Stored data:
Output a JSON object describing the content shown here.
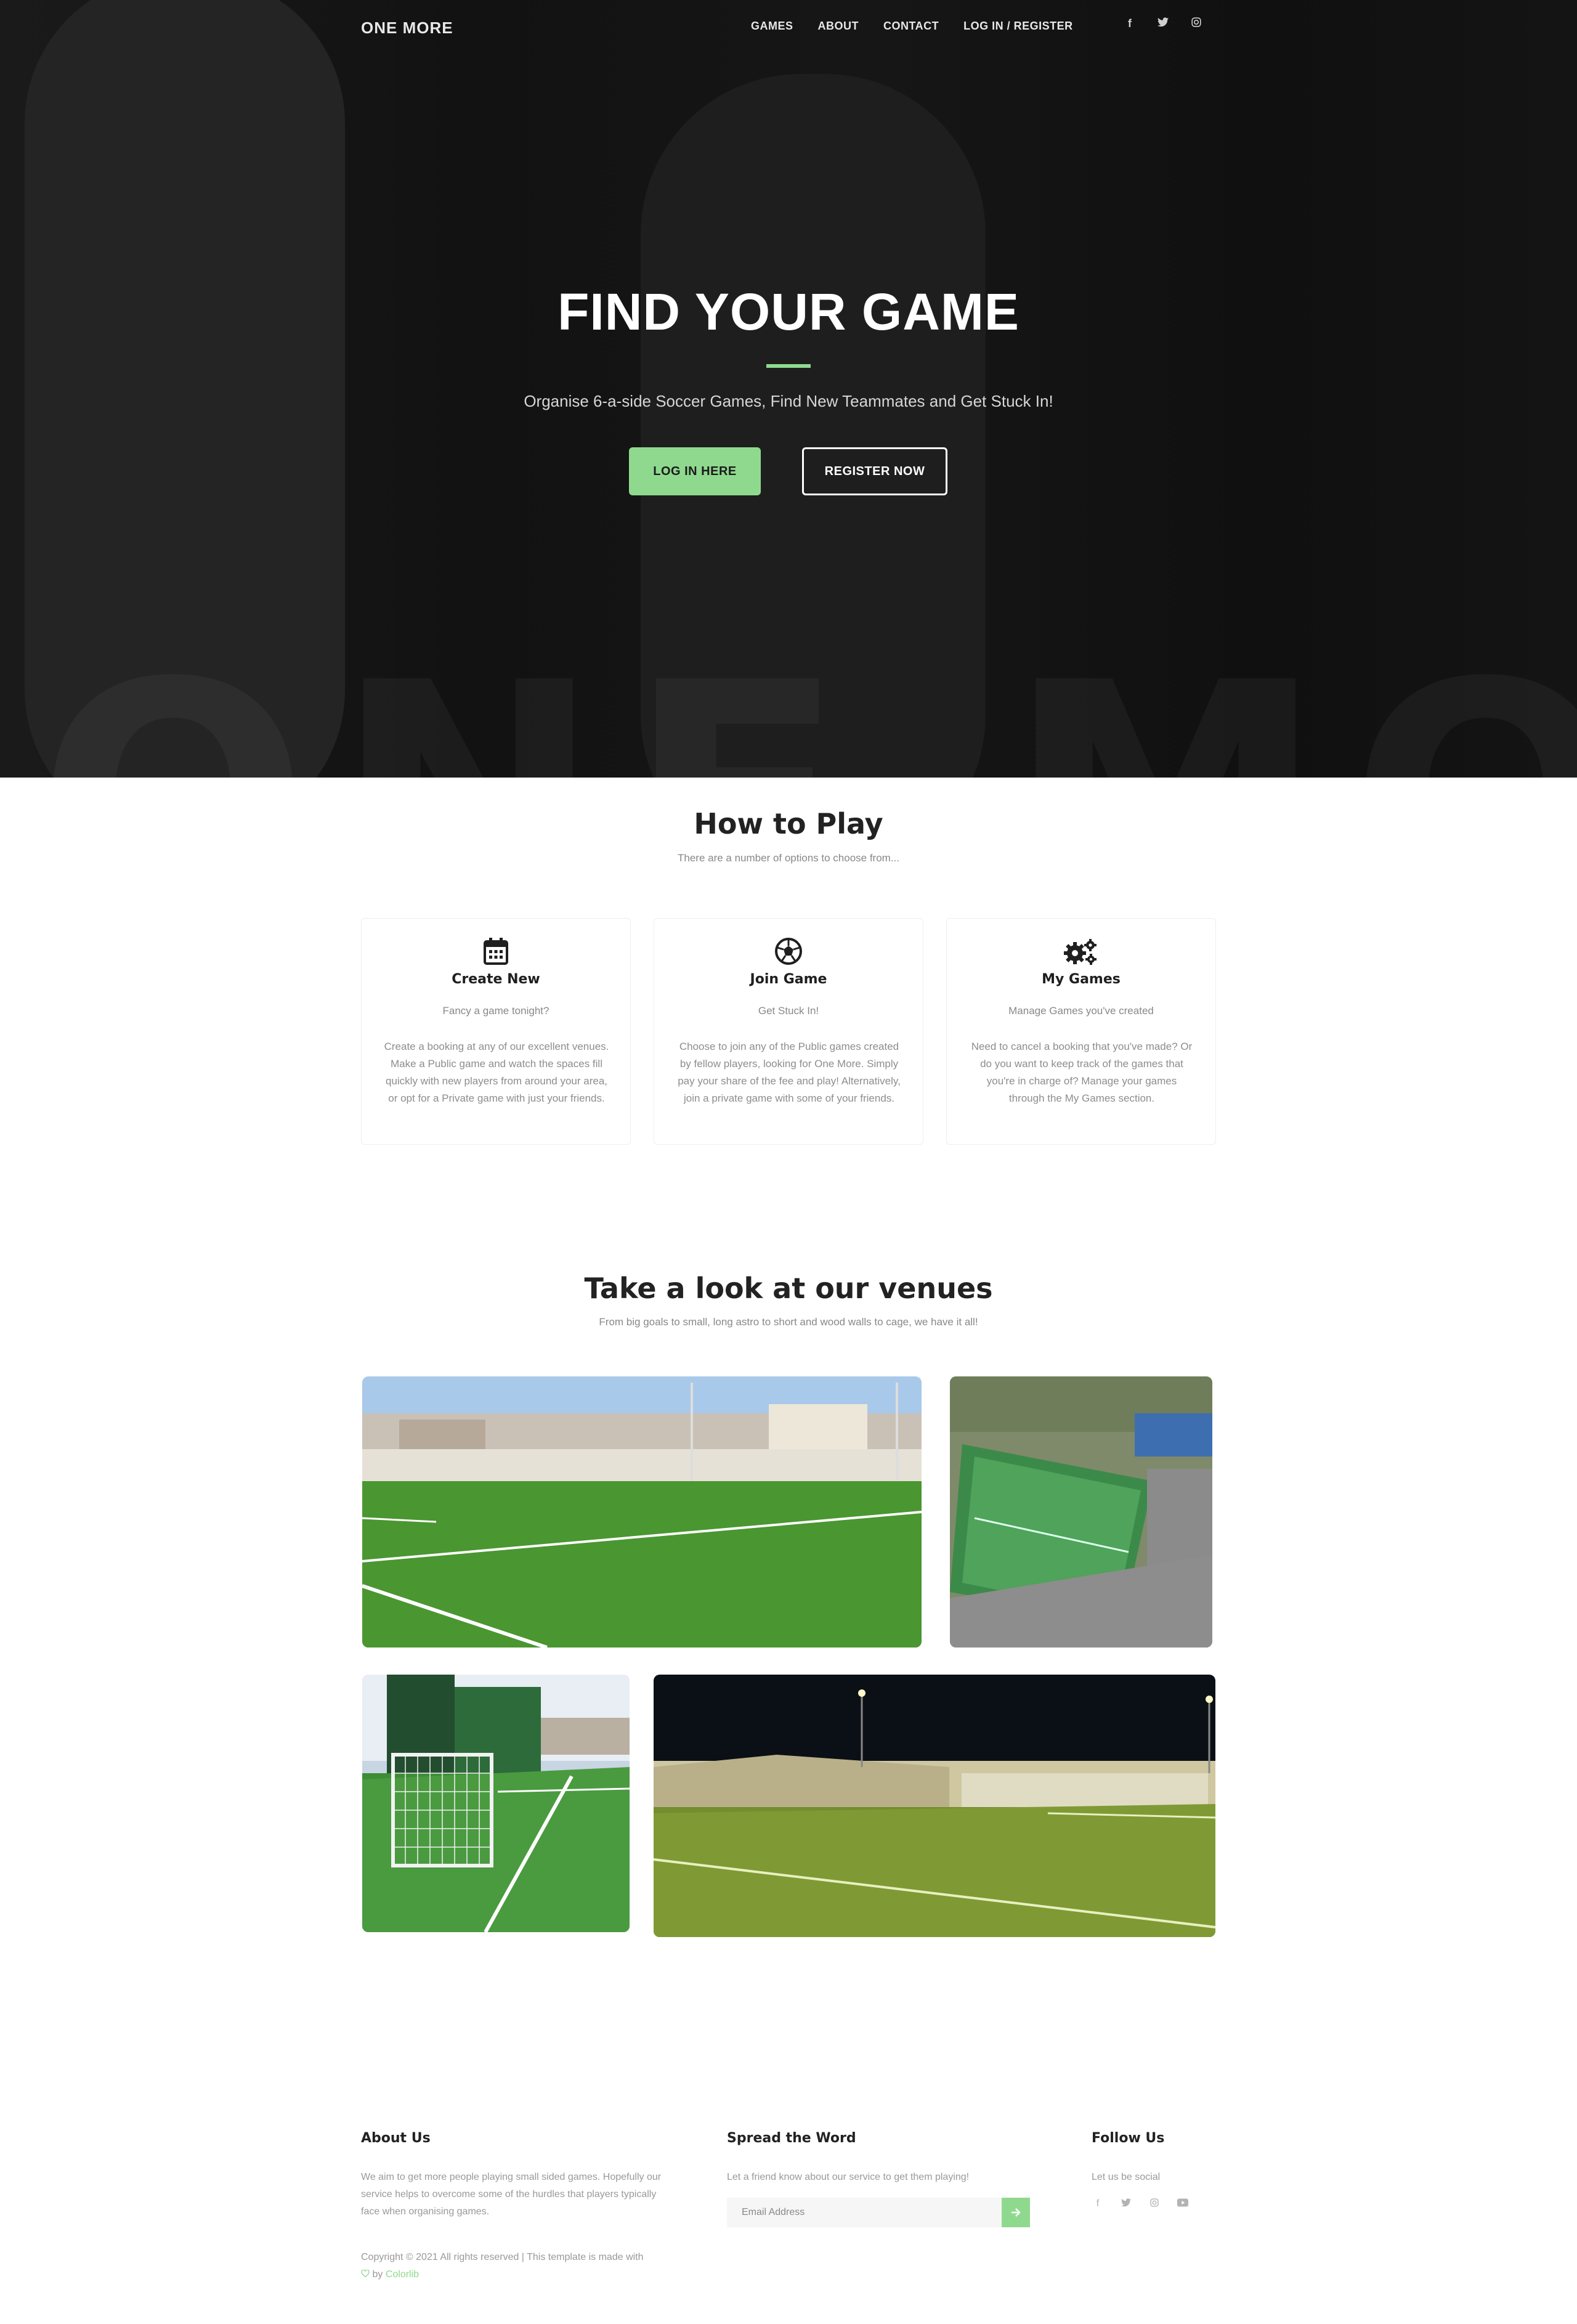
{
  "nav": {
    "brand": "ONE MORE",
    "links": [
      "GAMES",
      "ABOUT",
      "CONTACT",
      "LOG IN / REGISTER"
    ],
    "social_icons": [
      "facebook-icon",
      "twitter-icon",
      "instagram-icon"
    ]
  },
  "hero": {
    "title": "FIND YOUR GAME",
    "subtitle": "Organise 6-a-side Soccer Games, Find New Teammates and Get Stuck In!",
    "login_button": "LOG IN HERE",
    "register_button": "REGISTER NOW",
    "watermark": "ONE MORE"
  },
  "how_to_play": {
    "title": "How to Play",
    "subtitle": "There are a number of options to choose from...",
    "cards": [
      {
        "icon": "calendar-icon",
        "title": "Create New",
        "tag": "Fancy a game tonight?",
        "body": "Create a booking at any of our excellent venues. Make a Public game and watch the spaces fill quickly with new players from around your area, or opt for a Private game with just your friends."
      },
      {
        "icon": "football-icon",
        "title": "Join Game",
        "tag": "Get Stuck In!",
        "body": "Choose to join any of the Public games created by fellow players, looking for One More. Simply pay your share of the fee and play! Alternatively, join a private game with some of your friends."
      },
      {
        "icon": "gears-icon",
        "title": "My Games",
        "tag": "Manage Games you've created",
        "body": "Need to cancel a booking that you've made? Or do you want to keep track of the games that you're in charge of? Manage your games through the My Games section."
      }
    ]
  },
  "venues": {
    "title": "Take a look at our venues",
    "subtitle": "From big goals to small, long astro to short and wood walls to cage, we have it all!"
  },
  "footer": {
    "about": {
      "title": "About Us",
      "text": "We aim to get more people playing small sided games. Hopefully our service helps to overcome some of the hurdles that players typically face when organising games."
    },
    "spread": {
      "title": "Spread the Word",
      "text": "Let a friend know about our service to get them playing!",
      "email_placeholder": "Email Address"
    },
    "follow": {
      "title": "Follow Us",
      "text": "Let us be social",
      "icons": [
        "facebook-icon",
        "twitter-icon",
        "instagram-icon",
        "youtube-icon"
      ]
    },
    "copyright": "Copyright © 2021 All rights reserved | This template is made with",
    "by": "by",
    "credit": "Colorlib"
  },
  "colors": {
    "accent": "#8fd98f",
    "hero_bg": "#141414"
  }
}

Your instructions: Collect, from the material above, every line containing the word "small".

Reply to the task:
    "subtitle": "From big goals to small, long astro to short and wood walls to cage, we have it all!"
      "text": "We aim to get more people playing small sided games. Hopefully our service helps to overcome some of the hurdles that players typically face when organising games."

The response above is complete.